→ **Provided material**:
START

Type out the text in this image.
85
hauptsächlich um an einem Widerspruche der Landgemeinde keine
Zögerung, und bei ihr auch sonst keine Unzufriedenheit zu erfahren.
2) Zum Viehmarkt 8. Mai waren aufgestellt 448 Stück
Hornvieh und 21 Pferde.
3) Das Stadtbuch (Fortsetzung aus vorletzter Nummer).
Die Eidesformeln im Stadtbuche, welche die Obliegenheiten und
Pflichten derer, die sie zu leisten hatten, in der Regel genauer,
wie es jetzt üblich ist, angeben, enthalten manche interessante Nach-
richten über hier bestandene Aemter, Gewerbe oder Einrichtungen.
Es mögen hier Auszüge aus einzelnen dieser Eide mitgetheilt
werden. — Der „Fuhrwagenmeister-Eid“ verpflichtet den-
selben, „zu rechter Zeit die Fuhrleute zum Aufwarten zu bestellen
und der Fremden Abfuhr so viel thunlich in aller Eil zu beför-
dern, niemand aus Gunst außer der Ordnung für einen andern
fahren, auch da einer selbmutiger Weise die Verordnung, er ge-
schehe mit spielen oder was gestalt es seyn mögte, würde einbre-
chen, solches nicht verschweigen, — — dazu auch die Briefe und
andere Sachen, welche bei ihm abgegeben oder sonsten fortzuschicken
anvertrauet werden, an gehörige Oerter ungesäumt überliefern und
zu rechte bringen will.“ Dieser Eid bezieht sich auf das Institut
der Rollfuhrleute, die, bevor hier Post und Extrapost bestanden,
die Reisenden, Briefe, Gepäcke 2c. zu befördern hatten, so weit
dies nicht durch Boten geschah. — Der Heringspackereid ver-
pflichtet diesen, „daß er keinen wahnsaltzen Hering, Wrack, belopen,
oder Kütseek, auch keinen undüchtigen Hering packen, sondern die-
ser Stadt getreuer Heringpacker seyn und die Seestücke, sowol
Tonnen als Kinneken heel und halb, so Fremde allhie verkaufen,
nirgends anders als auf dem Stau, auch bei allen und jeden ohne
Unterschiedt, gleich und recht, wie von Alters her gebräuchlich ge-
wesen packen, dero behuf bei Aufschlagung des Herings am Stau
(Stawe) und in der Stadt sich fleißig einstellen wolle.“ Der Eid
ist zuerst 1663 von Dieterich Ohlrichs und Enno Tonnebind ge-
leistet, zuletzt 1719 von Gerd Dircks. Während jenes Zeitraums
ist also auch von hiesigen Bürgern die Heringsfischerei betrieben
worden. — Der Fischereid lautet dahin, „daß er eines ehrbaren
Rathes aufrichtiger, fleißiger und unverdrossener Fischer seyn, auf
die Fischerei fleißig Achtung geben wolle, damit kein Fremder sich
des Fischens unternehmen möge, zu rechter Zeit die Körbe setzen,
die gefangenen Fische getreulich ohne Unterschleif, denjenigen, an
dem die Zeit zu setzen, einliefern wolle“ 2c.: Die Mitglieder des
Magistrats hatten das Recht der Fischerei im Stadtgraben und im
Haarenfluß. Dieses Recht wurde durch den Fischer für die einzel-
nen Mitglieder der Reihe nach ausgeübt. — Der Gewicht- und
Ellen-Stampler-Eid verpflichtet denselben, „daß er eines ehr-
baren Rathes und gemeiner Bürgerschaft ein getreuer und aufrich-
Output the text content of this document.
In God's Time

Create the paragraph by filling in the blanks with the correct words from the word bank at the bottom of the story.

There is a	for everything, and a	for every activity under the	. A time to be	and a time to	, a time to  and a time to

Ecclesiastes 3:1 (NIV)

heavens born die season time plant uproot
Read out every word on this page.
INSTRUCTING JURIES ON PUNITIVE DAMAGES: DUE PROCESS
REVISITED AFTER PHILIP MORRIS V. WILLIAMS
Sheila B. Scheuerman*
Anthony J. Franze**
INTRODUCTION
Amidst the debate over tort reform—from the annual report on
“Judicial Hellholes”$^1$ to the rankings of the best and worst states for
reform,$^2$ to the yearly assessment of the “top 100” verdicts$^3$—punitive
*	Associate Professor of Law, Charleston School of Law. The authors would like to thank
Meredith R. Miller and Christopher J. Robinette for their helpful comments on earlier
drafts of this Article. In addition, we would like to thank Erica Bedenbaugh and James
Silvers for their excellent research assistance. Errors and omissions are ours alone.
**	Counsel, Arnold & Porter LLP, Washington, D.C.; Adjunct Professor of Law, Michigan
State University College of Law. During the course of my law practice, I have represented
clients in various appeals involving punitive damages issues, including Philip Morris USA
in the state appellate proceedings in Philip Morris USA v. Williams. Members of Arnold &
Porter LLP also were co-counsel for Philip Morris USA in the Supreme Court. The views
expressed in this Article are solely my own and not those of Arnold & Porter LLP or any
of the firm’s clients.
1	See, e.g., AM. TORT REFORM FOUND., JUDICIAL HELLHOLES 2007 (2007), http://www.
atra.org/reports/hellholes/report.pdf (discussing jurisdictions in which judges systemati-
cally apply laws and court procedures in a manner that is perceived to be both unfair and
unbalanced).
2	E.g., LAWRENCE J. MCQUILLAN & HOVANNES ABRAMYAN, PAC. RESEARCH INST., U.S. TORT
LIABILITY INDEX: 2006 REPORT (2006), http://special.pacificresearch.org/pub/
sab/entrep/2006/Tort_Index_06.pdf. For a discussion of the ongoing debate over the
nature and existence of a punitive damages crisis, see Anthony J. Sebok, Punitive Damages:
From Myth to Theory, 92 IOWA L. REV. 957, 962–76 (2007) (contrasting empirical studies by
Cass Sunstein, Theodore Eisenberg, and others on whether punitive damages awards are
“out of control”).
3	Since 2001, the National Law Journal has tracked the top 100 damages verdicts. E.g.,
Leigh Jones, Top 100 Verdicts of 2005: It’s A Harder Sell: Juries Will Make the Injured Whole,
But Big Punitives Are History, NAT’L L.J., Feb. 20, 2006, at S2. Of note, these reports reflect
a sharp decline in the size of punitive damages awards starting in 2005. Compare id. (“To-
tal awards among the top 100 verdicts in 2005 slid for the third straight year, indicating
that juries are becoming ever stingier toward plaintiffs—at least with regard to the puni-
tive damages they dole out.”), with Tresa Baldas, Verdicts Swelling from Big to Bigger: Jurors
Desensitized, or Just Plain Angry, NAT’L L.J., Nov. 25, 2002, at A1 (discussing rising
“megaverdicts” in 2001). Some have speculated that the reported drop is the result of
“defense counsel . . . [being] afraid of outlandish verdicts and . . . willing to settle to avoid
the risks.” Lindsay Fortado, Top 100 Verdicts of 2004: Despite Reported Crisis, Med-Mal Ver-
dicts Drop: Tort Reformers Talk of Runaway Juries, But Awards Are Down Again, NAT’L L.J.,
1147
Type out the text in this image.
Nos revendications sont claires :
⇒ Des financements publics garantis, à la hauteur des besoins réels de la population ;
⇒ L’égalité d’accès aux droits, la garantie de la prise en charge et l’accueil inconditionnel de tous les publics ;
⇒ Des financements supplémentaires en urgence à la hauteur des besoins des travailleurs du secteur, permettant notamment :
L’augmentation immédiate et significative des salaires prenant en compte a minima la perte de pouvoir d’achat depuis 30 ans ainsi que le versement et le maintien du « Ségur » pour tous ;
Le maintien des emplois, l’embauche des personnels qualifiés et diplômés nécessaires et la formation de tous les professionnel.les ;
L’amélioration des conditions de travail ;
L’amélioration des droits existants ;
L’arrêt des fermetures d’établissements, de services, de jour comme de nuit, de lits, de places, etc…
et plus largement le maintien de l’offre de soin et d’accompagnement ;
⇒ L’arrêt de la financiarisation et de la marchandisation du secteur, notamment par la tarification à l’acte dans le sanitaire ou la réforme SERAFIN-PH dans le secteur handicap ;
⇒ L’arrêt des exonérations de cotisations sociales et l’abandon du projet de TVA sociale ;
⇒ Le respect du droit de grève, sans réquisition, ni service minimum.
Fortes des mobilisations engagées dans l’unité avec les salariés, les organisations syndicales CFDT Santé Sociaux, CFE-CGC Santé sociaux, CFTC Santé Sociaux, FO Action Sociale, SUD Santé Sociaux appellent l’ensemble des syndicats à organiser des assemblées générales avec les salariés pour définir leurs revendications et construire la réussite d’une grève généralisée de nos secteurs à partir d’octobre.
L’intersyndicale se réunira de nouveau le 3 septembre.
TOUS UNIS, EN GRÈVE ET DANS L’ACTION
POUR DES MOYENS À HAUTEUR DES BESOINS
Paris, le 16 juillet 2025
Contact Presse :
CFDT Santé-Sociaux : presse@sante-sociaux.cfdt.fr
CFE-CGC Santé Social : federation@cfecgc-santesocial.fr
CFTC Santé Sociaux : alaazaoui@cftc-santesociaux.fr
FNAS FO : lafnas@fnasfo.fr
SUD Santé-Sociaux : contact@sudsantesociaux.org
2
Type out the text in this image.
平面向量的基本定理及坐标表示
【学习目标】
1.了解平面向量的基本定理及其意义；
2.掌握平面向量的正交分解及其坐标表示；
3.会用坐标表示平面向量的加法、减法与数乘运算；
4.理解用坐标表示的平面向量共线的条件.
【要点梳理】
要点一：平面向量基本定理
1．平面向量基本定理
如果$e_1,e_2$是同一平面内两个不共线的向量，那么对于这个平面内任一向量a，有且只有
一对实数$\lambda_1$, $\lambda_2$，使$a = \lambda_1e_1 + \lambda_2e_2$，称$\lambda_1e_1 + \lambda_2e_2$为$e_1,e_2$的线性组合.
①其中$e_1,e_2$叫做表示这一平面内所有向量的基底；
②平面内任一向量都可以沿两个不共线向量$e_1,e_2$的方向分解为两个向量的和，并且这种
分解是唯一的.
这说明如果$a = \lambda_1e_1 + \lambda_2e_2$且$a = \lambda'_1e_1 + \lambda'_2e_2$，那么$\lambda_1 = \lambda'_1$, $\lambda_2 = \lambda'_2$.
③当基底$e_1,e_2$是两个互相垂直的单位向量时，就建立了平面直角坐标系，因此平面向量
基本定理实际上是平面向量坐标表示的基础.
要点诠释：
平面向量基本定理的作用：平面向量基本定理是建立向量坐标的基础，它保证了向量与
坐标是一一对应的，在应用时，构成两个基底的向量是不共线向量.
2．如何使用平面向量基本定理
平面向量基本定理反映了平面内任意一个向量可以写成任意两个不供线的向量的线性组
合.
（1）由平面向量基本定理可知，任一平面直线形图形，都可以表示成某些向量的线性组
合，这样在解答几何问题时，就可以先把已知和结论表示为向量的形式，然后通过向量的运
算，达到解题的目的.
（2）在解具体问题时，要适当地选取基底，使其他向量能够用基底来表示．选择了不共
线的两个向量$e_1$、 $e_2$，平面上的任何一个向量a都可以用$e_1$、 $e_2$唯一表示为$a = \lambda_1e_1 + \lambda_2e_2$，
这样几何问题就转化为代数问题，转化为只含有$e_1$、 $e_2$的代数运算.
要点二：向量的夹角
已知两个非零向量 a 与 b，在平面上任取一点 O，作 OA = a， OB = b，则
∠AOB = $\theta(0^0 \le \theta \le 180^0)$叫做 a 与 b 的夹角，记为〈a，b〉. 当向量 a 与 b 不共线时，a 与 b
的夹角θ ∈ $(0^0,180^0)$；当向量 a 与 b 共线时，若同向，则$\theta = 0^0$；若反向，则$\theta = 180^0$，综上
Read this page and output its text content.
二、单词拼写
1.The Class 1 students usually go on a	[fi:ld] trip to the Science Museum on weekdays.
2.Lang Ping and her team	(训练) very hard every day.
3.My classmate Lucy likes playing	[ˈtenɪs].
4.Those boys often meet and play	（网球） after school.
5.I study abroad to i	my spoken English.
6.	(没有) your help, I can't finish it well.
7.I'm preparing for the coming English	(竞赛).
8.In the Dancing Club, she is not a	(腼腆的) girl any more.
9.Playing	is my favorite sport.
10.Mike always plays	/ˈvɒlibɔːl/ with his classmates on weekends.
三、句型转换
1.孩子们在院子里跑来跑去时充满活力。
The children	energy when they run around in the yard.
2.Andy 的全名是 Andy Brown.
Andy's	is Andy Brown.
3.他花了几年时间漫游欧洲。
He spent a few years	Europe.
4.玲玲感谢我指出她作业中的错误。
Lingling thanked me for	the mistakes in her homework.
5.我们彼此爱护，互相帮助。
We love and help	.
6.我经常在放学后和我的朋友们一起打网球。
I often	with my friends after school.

END

→ **Your task**: Wherever "ohne" shows up in a line, copy that line.

→ **The solution**:
nirgends anders als auf dem Stau, auch bei allen und jeden ohne
die gefangenen Fische getreulich ohne Unterschleif, denjenigen, an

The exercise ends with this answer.